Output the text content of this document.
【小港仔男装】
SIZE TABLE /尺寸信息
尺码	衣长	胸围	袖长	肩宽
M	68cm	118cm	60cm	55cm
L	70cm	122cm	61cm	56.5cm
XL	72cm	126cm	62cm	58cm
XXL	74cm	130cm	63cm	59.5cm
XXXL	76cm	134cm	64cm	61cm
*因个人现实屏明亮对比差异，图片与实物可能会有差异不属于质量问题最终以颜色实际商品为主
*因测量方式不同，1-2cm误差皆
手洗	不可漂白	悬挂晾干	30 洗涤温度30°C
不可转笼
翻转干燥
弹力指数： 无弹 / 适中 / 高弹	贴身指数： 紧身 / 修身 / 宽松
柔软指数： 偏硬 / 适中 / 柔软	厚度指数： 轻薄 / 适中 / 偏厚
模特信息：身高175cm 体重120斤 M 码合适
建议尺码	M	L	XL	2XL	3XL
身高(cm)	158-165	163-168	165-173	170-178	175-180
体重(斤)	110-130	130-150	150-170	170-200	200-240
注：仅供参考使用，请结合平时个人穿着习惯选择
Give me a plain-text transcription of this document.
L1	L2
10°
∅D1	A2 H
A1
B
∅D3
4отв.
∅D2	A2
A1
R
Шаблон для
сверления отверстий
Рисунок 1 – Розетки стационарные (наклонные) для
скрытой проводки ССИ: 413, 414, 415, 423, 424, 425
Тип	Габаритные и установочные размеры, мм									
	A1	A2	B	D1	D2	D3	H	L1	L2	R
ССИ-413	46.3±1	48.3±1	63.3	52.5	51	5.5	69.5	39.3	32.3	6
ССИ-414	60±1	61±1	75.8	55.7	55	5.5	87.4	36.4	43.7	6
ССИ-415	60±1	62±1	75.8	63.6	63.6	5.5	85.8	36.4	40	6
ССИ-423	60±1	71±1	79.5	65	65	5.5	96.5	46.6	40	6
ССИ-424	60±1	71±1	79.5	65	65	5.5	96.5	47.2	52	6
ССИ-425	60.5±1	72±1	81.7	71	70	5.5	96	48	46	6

+ + +

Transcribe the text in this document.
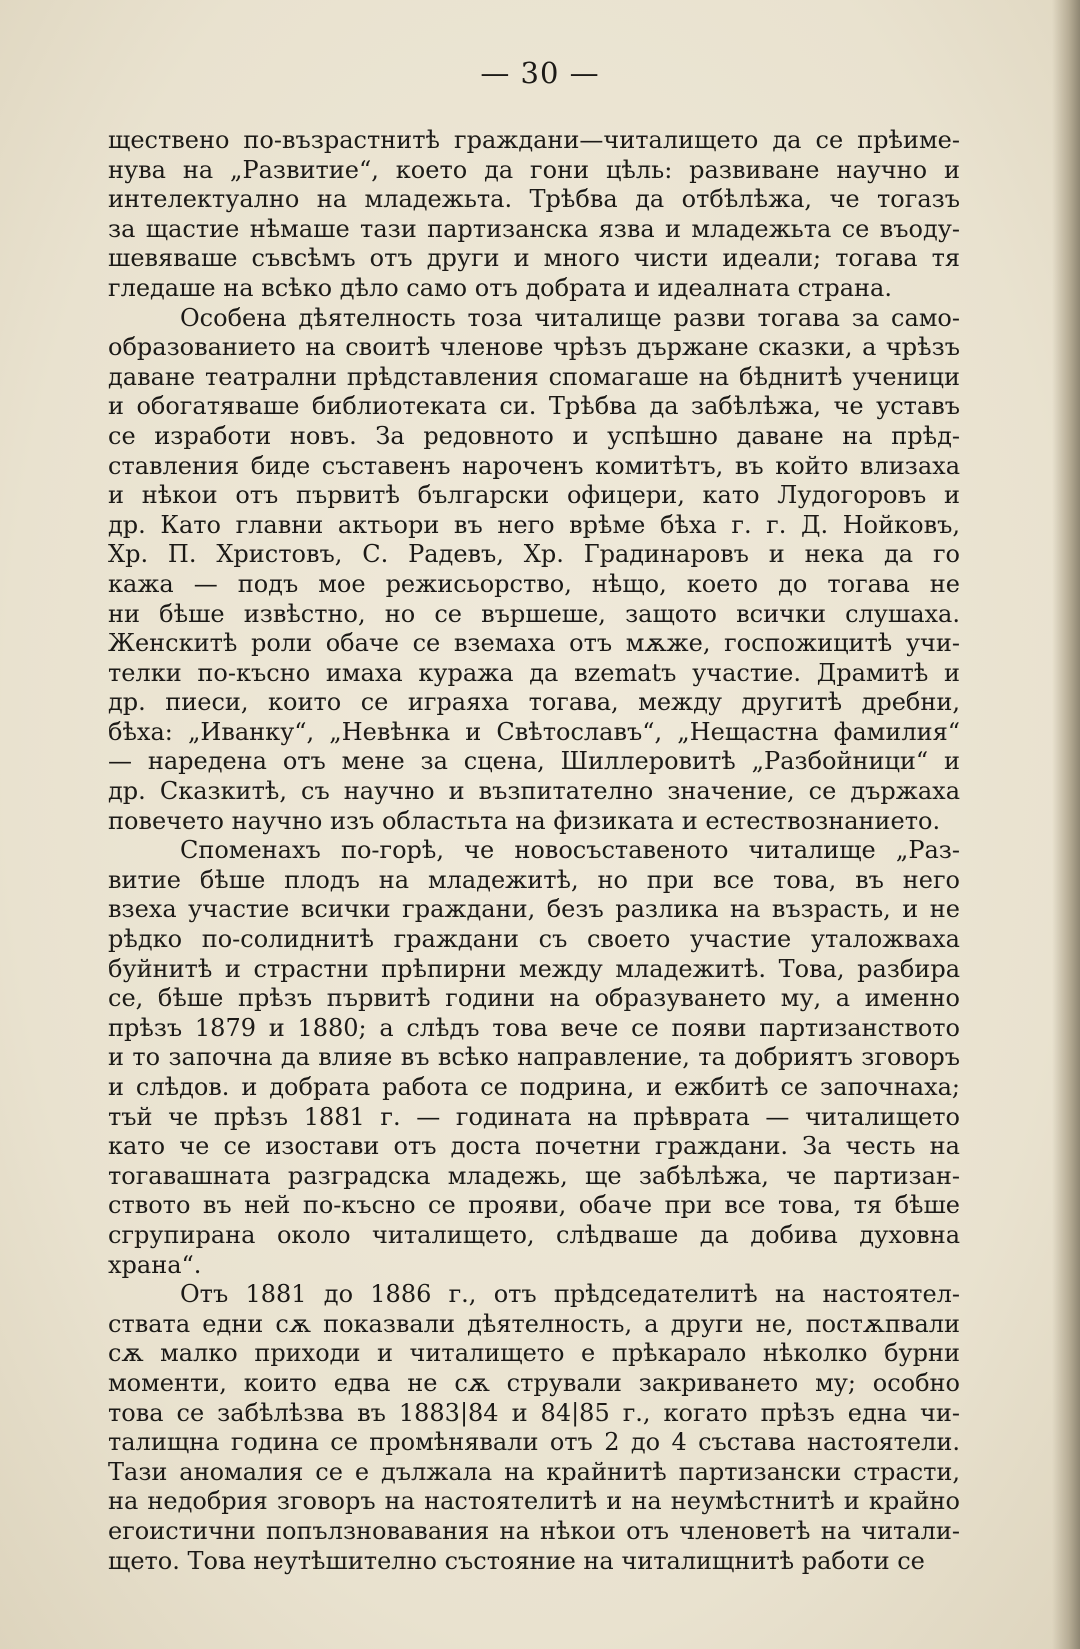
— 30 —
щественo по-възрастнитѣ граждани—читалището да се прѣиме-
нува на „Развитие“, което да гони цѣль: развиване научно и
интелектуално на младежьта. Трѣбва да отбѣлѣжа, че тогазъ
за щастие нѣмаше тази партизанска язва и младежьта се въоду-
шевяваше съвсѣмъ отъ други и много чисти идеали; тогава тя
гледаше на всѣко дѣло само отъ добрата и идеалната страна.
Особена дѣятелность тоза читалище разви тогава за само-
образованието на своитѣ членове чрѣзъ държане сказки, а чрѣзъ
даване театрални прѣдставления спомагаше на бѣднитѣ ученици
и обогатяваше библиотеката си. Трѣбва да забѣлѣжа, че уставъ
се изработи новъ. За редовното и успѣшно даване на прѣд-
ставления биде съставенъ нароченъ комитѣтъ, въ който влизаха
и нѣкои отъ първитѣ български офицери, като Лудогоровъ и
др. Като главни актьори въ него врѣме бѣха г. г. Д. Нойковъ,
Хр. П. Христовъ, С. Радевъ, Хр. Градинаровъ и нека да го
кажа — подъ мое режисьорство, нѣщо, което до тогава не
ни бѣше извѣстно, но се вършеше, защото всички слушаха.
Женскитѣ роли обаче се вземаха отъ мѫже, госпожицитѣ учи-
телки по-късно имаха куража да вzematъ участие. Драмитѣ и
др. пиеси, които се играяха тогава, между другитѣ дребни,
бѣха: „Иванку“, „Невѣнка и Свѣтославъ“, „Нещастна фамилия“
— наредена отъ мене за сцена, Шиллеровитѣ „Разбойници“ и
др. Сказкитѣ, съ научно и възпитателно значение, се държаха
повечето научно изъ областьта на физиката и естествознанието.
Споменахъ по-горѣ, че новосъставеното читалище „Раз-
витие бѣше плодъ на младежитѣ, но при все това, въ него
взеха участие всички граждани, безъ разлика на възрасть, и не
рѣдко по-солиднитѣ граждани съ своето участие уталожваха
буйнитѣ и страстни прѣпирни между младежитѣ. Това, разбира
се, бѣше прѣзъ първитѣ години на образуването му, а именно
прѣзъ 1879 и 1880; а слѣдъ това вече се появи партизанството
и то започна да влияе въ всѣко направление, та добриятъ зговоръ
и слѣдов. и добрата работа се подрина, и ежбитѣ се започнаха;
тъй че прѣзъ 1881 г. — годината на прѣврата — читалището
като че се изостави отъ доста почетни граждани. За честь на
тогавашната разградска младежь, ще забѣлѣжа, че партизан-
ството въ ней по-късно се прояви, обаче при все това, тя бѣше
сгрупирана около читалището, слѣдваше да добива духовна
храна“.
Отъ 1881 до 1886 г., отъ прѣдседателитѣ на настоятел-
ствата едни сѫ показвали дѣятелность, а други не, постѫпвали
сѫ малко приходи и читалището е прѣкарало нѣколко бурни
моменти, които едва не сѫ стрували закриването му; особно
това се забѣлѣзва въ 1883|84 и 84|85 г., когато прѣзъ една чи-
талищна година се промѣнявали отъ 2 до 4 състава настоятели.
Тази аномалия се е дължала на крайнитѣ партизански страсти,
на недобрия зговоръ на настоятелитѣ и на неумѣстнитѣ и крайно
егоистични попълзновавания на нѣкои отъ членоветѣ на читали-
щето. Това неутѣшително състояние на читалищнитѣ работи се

+ + +

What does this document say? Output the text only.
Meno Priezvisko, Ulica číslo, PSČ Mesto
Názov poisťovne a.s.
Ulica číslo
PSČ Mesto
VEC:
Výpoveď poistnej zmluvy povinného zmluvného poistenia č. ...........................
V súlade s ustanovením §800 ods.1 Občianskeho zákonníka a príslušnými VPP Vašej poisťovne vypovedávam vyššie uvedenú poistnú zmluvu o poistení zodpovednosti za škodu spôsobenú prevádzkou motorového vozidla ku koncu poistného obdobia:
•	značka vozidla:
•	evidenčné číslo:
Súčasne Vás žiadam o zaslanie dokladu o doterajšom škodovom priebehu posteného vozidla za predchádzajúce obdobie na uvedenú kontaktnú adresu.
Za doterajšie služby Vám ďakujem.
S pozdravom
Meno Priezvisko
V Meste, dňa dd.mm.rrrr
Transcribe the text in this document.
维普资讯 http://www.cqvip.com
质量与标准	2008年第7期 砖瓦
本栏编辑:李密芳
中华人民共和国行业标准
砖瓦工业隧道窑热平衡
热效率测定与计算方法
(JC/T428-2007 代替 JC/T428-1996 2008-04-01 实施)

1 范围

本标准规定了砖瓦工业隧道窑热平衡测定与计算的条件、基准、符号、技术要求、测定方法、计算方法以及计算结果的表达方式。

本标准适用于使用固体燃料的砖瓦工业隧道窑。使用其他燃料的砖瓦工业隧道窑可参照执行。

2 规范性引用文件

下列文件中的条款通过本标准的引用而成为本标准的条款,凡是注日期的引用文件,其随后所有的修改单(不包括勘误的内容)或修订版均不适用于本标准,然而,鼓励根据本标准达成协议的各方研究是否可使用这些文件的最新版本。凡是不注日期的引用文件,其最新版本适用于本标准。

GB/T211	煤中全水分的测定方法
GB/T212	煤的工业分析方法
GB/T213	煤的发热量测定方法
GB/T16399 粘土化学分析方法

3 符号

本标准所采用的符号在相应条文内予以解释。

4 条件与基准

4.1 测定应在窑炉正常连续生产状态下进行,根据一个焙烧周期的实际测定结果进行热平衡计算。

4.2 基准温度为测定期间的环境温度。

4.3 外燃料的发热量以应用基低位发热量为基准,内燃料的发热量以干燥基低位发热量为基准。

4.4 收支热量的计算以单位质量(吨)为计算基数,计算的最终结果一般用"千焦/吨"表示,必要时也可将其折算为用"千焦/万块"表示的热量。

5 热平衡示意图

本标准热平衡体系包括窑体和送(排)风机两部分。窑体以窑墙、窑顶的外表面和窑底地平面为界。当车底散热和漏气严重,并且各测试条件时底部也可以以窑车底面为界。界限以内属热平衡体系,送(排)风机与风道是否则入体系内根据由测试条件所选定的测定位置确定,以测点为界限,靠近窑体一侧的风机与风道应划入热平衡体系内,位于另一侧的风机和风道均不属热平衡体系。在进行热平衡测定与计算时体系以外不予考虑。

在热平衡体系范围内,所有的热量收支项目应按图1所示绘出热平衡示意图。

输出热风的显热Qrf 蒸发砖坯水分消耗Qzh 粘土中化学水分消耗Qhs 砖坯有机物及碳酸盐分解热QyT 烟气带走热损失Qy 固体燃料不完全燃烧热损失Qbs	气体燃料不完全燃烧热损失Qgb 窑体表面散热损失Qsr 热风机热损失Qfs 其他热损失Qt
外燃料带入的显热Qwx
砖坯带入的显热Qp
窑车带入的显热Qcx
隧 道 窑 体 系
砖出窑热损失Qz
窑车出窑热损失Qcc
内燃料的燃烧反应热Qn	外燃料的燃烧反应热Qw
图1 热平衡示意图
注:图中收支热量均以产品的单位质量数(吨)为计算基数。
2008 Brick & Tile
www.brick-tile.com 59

+ + +

- **Set exercise**
From the listing above, pick out every line containing "Priezvisko".

- **Expected answer**
Meno Priezvisko, Ulica číslo, PSČ Mesto
Meno Priezvisko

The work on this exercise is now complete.